## Written instruction
Copy every line of the entries below word for word, and leave the pictures out of your answer.

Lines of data
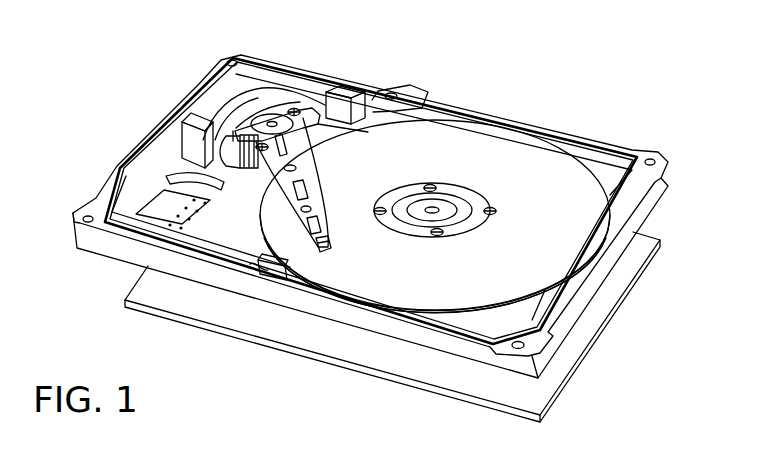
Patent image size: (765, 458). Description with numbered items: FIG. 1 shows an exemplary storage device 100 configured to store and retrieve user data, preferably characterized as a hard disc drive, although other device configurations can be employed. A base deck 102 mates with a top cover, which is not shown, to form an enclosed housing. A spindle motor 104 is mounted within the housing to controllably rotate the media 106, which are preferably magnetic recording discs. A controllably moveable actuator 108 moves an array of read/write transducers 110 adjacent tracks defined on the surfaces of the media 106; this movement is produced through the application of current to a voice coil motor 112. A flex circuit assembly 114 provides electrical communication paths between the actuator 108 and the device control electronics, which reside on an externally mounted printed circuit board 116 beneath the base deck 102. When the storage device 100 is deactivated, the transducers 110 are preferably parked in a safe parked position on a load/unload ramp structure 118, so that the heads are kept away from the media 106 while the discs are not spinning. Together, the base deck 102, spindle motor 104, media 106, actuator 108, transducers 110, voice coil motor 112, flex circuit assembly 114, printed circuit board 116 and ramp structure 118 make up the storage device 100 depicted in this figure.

The storage device 100 is at (510, 68).
The base deck 102 is at (585, 287).
The spindle motor 104 is at (440, 205).
The media 106 is at (457, 314).
The actuator 108 is at (318, 190).
The read/write transducers 110 is at (330, 247).
The voice coil motor 112 is at (257, 90).
The flex circuit assembly 114 is at (178, 168).
The printed circuit board 116 is at (510, 418).
The load/unload ramp structure 118 is at (277, 274).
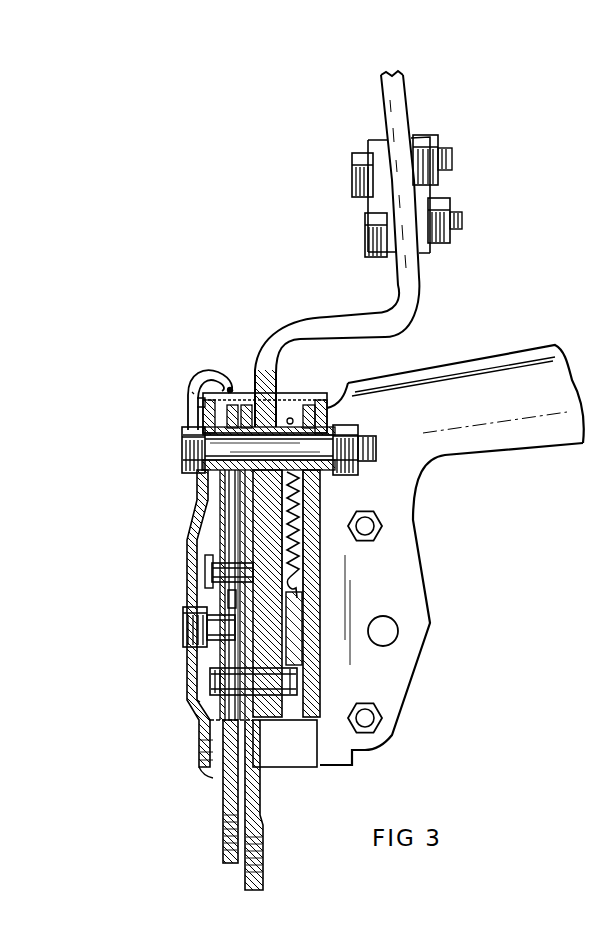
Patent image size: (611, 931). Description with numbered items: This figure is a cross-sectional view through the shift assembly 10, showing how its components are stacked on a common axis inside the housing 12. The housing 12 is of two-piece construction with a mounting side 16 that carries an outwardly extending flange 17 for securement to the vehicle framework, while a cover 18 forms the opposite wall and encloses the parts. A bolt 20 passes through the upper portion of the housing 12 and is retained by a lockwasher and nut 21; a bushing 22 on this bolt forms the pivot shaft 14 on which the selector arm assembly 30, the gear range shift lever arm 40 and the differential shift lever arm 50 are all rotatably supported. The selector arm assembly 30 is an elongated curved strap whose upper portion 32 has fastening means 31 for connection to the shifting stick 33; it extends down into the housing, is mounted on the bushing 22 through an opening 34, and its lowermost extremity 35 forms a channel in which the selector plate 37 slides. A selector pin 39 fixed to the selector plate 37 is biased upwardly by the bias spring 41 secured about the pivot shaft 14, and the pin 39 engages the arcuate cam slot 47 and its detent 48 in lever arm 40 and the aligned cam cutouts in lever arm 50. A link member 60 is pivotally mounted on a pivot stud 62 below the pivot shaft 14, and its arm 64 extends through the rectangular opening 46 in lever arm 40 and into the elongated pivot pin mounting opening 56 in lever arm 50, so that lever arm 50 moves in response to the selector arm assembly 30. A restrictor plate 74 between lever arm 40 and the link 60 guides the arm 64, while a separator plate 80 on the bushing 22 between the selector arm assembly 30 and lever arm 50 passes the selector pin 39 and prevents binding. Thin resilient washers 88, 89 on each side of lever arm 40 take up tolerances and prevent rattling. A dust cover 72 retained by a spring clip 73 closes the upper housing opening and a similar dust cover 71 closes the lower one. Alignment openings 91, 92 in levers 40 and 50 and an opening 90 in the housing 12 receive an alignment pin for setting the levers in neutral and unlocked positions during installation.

The shift assembly 10 is at (268, 313).
The housing 12 is at (192, 682).
The pivot shaft 14 is at (190, 440).
The mounting side 16 is at (325, 575).
The flange 17 is at (535, 437).
The cover 18 is at (205, 590).
The bolt 20 is at (378, 446).
The nut 21 is at (345, 428).
The bushing 22 is at (312, 395).
The selector arm assembly 30 is at (254, 344).
The fastening means 31 is at (448, 152).
The upper portion 32 is at (410, 290).
The shifting stick 33 is at (400, 103).
The opening 34 is at (250, 407).
The lowermost extremity of the selector arm 35 is at (299, 607).
The selector plate 37 is at (290, 658).
The selector pin 39 is at (282, 682).
The gear range shift lever arm 40 is at (188, 378).
The bias spring 41 is at (298, 517).
The central rectangular opening 46 is at (232, 598).
The cam slot 47 is at (200, 700).
The detent 48 is at (205, 653).
The differential shift lever arm 50 is at (265, 860).
The pivot pin mounting opening 56 is at (220, 541).
The link member 60 is at (205, 773).
The pivot stud 62 is at (215, 628).
The arm 64 is at (205, 570).
The dust cover 71 is at (298, 727).
The dust cover 72 is at (286, 415).
The spring clip 73 is at (192, 392).
The restrictor plate 74 is at (232, 528).
The separator plate 80 is at (248, 502).
The resilient washer 88 is at (232, 390).
The resilient washer 89 is at (190, 410).
The alignment opening 90 is at (200, 752).
The alignment opening 91 is at (213, 770).
The alignment opening 92 is at (252, 747).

## Solution for this task
Patent image size: (765, 458). Description with numbered items: FIG. 1 shows an exemplary storage device 100 configured to store and retrieve user data, preferably characterized as a hard disc drive, although other device configurations can be employed. A base deck 102 mates with a top cover, which is not shown, to form an enclosed housing. A spindle motor 104 is mounted within the housing to controllably rotate the media 106, which are preferably magnetic recording discs. A controllably moveable actuator 108 moves an array of read/write transducers 110 adjacent tracks defined on the surfaces of the media 106; this movement is produced through the application of current to a voice coil motor 112. A flex circuit assembly 114 provides electrical communication paths between the actuator 108 and the device control electronics, which reside on an externally mounted printed circuit board 116 beneath the base deck 102. When the storage device 100 is deactivated, the transducers 110 are preferably parked in a safe parked position on a load/unload ramp structure 118, so that the heads are kept away from the media 106 while the discs are not spinning. Together, the base deck 102, spindle motor 104, media 106, actuator 108, transducers 110, voice coil motor 112, flex circuit assembly 114, printed circuit board 116 and ramp structure 118 make up the storage device 100 depicted in this figure.

The storage device 100 is at (510, 68).
The base deck 102 is at (585, 287).
The spindle motor 104 is at (440, 205).
The media 106 is at (457, 314).
The actuator 108 is at (318, 190).
The read/write transducers 110 is at (330, 247).
The voice coil motor 112 is at (257, 90).
The flex circuit assembly 114 is at (178, 168).
The printed circuit board 116 is at (510, 418).
The load/unload ramp structure 118 is at (277, 274).
Patent image size: (611, 931). Description with numbered items: This figure is a cross-sectional view through the shift assembly 10, showing how its components are stacked on a common axis inside the housing 12. The housing 12 is of two-piece construction with a mounting side 16 that carries an outwardly extending flange 17 for securement to the vehicle framework, while a cover 18 forms the opposite wall and encloses the parts. A bolt 20 passes through the upper portion of the housing 12 and is retained by a lockwasher and nut 21; a bushing 22 on this bolt forms the pivot shaft 14 on which the selector arm assembly 30, the gear range shift lever arm 40 and the differential shift lever arm 50 are all rotatably supported. The selector arm assembly 30 is an elongated curved strap whose upper portion 32 has fastening means 31 for connection to the shifting stick 33; it extends down into the housing, is mounted on the bushing 22 through an opening 34, and its lowermost extremity 35 forms a channel in which the selector plate 37 slides. A selector pin 39 fixed to the selector plate 37 is biased upwardly by the bias spring 41 secured about the pivot shaft 14, and the pin 39 engages the arcuate cam slot 47 and its detent 48 in lever arm 40 and the aligned cam cutouts in lever arm 50. A link member 60 is pivotally mounted on a pivot stud 62 below the pivot shaft 14, and its arm 64 extends through the rectangular opening 46 in lever arm 40 and into the elongated pivot pin mounting opening 56 in lever arm 50, so that lever arm 50 moves in response to the selector arm assembly 30. A restrictor plate 74 between lever arm 40 and the link 60 guides the arm 64, while a separator plate 80 on the bushing 22 between the selector arm assembly 30 and lever arm 50 passes the selector pin 39 and prevents binding. Thin resilient washers 88, 89 on each side of lever arm 40 take up tolerances and prevent rattling. A dust cover 72 retained by a spring clip 73 closes the upper housing opening and a similar dust cover 71 closes the lower one. Alignment openings 91, 92 in levers 40 and 50 and an opening 90 in the housing 12 receive an alignment pin for setting the levers in neutral and unlocked positions during installation.

The shift assembly 10 is at (268, 313).
The housing 12 is at (192, 682).
The pivot shaft 14 is at (190, 440).
The mounting side 16 is at (325, 575).
The flange 17 is at (535, 437).
The cover 18 is at (205, 590).
The bolt 20 is at (378, 446).
The nut 21 is at (345, 428).
The bushing 22 is at (312, 395).
The selector arm assembly 30 is at (254, 344).
The fastening means 31 is at (448, 152).
The upper portion 32 is at (410, 290).
The shifting stick 33 is at (400, 103).
The opening 34 is at (250, 407).
The lowermost extremity of the selector arm 35 is at (299, 607).
The selector plate 37 is at (290, 658).
The selector pin 39 is at (282, 682).
The gear range shift lever arm 40 is at (188, 378).
The bias spring 41 is at (298, 517).
The central rectangular opening 46 is at (232, 598).
The cam slot 47 is at (200, 700).
The detent 48 is at (205, 653).
The differential shift lever arm 50 is at (265, 860).
The pivot pin mounting opening 56 is at (220, 541).
The link member 60 is at (205, 773).
The pivot stud 62 is at (215, 628).
The arm 64 is at (205, 570).
The dust cover 71 is at (298, 727).
The dust cover 72 is at (286, 415).
The spring clip 73 is at (192, 392).
The restrictor plate 74 is at (232, 528).
The separator plate 80 is at (248, 502).
The resilient washer 88 is at (232, 390).
The resilient washer 89 is at (190, 410).
The alignment opening 90 is at (200, 752).
The alignment opening 91 is at (213, 770).
The alignment opening 92 is at (252, 747).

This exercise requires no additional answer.